**DESCRIPTION OF THE TASK**
Copy all the material below, exactly as it stands.

**TASK INPUT**

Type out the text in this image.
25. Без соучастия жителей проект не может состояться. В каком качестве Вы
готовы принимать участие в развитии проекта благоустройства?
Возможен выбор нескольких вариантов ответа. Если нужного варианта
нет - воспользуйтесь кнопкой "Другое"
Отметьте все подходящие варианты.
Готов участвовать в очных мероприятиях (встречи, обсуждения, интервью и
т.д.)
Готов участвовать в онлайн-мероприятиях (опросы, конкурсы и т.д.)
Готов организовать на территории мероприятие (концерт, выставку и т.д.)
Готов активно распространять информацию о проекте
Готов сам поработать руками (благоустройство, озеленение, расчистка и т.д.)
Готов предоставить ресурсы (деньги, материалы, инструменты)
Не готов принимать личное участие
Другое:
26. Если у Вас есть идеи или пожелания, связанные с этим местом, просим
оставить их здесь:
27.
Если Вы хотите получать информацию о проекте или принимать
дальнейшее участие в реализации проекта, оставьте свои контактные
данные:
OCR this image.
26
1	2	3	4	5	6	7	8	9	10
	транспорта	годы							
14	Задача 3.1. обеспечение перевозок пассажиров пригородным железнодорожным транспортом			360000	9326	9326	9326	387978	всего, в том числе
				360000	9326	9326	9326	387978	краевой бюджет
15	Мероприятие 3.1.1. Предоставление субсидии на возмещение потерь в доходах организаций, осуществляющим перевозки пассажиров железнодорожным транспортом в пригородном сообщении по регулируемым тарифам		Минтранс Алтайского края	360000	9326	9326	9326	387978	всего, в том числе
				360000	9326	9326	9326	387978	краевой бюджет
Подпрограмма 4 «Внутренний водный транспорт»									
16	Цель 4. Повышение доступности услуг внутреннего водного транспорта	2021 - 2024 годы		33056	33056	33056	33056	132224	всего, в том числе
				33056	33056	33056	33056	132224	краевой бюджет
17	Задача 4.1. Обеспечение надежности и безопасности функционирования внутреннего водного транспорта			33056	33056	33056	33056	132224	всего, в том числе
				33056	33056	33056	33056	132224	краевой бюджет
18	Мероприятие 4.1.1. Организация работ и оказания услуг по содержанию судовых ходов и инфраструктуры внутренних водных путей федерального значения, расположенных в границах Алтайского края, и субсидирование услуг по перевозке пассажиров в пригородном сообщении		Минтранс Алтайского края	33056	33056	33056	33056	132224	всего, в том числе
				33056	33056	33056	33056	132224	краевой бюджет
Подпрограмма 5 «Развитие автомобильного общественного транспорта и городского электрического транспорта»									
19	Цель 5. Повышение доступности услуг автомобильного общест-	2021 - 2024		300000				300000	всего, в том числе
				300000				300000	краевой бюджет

**THE ANSWER**
Type out the text in this image.
25. Без соучастия жителей проект не может состояться. В каком качестве Вы
готовы принимать участие в развитии проекта благоустройства?
Возможен выбор нескольких вариантов ответа. Если нужного варианта
нет - воспользуйтесь кнопкой "Другое"
Отметьте все подходящие варианты.
Готов участвовать в очных мероприятиях (встречи, обсуждения, интервью и
т.д.)
Готов участвовать в онлайн-мероприятиях (опросы, конкурсы и т.д.)
Готов организовать на территории мероприятие (концерт, выставку и т.д.)
Готов активно распространять информацию о проекте
Готов сам поработать руками (благоустройство, озеленение, расчистка и т.д.)
Готов предоставить ресурсы (деньги, материалы, инструменты)
Не готов принимать личное участие
Другое:
26. Если у Вас есть идеи или пожелания, связанные с этим местом, просим
оставить их здесь:
27.
Если Вы хотите получать информацию о проекте или принимать
дальнейшее участие в реализации проекта, оставьте свои контактные
данные:
OCR this image.
26
1	2	3	4	5	6	7	8	9	10
	транспорта	годы							
14	Задача 3.1. обеспечение перевозок пассажиров пригородным железнодорожным транспортом			360000	9326	9326	9326	387978	всего, в том числе
				360000	9326	9326	9326	387978	краевой бюджет
15	Мероприятие 3.1.1. Предоставление субсидии на возмещение потерь в доходах организаций, осуществляющим перевозки пассажиров железнодорожным транспортом в пригородном сообщении по регулируемым тарифам		Минтранс Алтайского края	360000	9326	9326	9326	387978	всего, в том числе
				360000	9326	9326	9326	387978	краевой бюджет
Подпрограмма 4 «Внутренний водный транспорт»									
16	Цель 4. Повышение доступности услуг внутреннего водного транспорта	2021 - 2024 годы		33056	33056	33056	33056	132224	всего, в том числе
				33056	33056	33056	33056	132224	краевой бюджет
17	Задача 4.1. Обеспечение надежности и безопасности функционирования внутреннего водного транспорта			33056	33056	33056	33056	132224	всего, в том числе
				33056	33056	33056	33056	132224	краевой бюджет
18	Мероприятие 4.1.1. Организация работ и оказания услуг по содержанию судовых ходов и инфраструктуры внутренних водных путей федерального значения, расположенных в границах Алтайского края, и субсидирование услуг по перевозке пассажиров в пригородном сообщении		Минтранс Алтайского края	33056	33056	33056	33056	132224	всего, в том числе
				33056	33056	33056	33056	132224	краевой бюджет
Подпрограмма 5 «Развитие автомобильного общественного транспорта и городского электрического транспорта»									
19	Цель 5. Повышение доступности услуг автомобильного общест-	2021 - 2024		300000				300000	всего, в том числе
				300000				300000	краевой бюджет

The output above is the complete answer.